▸ **Records to process**
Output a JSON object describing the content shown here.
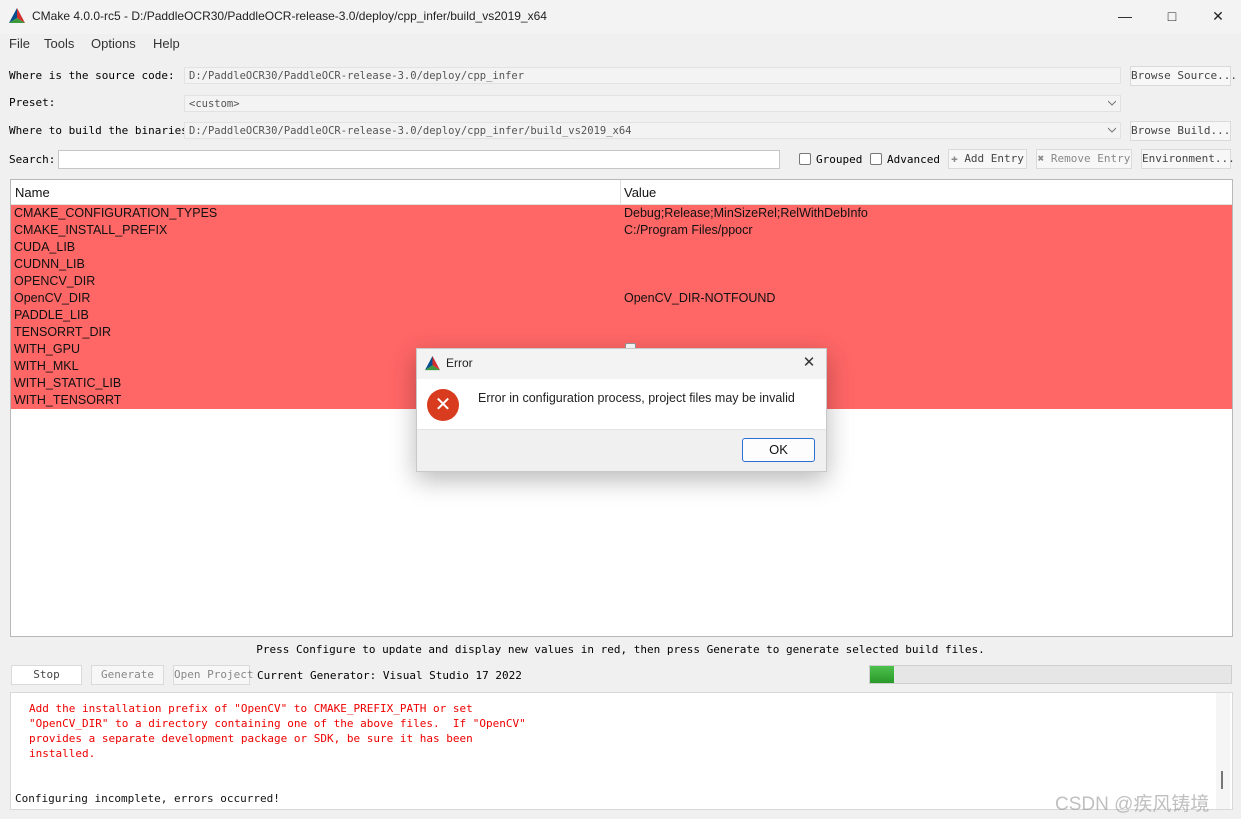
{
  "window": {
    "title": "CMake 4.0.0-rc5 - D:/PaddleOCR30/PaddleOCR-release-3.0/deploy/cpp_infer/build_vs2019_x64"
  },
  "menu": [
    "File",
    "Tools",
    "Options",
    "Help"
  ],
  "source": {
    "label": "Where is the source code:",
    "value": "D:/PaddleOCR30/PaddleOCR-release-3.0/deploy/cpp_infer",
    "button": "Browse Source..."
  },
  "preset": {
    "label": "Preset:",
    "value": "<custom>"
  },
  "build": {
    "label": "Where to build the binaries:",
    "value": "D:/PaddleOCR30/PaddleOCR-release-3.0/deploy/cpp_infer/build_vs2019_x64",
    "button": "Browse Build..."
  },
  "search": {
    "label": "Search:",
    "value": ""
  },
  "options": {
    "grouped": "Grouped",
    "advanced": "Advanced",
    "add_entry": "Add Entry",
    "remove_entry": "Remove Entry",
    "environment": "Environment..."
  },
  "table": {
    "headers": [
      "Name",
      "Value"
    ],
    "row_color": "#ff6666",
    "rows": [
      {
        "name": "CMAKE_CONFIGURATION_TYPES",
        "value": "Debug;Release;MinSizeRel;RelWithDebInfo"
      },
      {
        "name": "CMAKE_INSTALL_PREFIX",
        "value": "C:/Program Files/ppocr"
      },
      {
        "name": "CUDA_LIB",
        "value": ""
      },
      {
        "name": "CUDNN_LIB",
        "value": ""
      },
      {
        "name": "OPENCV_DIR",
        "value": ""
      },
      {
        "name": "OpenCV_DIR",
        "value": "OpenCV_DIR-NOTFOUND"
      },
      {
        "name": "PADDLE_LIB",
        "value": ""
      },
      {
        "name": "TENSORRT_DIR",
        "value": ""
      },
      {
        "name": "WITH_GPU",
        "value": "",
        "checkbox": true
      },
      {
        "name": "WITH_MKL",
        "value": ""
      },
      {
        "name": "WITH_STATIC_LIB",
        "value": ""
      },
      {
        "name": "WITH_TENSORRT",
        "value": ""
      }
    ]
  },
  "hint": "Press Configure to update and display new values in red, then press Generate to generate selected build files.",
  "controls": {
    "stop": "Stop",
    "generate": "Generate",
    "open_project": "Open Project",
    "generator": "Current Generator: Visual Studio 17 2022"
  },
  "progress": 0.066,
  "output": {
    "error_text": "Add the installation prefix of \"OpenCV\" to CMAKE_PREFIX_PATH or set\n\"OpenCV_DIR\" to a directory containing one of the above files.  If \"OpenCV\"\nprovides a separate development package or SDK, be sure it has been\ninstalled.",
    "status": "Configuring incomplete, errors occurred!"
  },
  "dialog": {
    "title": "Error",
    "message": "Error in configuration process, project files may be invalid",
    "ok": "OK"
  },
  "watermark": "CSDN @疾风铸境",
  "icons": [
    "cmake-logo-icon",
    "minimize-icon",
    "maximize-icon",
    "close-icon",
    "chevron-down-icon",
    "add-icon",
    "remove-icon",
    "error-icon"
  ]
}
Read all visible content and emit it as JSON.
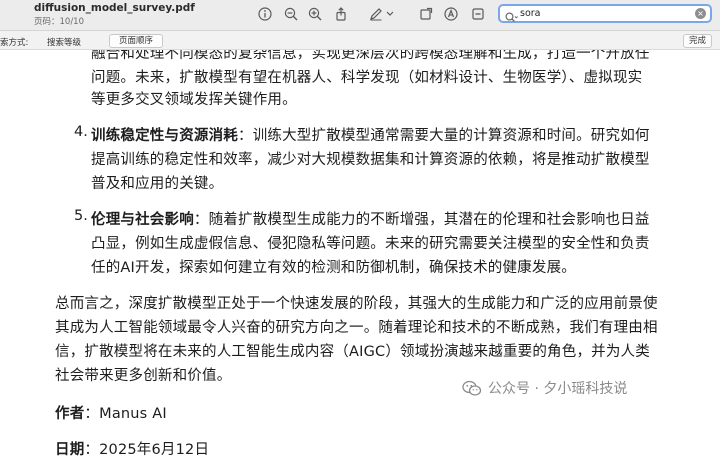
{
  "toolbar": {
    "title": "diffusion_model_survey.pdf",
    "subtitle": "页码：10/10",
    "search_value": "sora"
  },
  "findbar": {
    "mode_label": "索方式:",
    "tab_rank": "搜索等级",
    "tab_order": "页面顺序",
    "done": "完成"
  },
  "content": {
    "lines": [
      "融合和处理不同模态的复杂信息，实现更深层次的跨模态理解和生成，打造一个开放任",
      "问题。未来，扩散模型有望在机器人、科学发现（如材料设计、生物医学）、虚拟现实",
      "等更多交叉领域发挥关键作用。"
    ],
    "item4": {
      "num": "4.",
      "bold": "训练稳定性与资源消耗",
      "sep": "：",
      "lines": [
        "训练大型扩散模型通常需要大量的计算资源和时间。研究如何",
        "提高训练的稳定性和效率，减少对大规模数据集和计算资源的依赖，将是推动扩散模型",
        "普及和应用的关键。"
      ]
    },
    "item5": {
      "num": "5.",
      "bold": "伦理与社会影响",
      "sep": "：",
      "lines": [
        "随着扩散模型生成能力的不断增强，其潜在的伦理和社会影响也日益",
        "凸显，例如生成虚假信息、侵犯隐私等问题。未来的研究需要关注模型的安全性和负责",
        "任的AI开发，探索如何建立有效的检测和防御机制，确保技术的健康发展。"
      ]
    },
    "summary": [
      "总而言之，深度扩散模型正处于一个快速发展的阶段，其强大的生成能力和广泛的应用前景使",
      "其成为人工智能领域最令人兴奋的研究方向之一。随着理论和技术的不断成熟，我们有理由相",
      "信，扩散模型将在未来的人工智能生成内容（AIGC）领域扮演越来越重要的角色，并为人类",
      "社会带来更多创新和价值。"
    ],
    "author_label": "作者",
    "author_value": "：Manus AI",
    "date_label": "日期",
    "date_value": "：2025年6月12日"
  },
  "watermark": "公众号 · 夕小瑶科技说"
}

▸ **Stated goal**
Isolate the lines that hold the word "generate" and copy all of them.

▸ **Result for this exercise**
  "hint": "Press Configure to update and display new values in red, then press Generate to generate selected build files.",
    "generate": "Generate",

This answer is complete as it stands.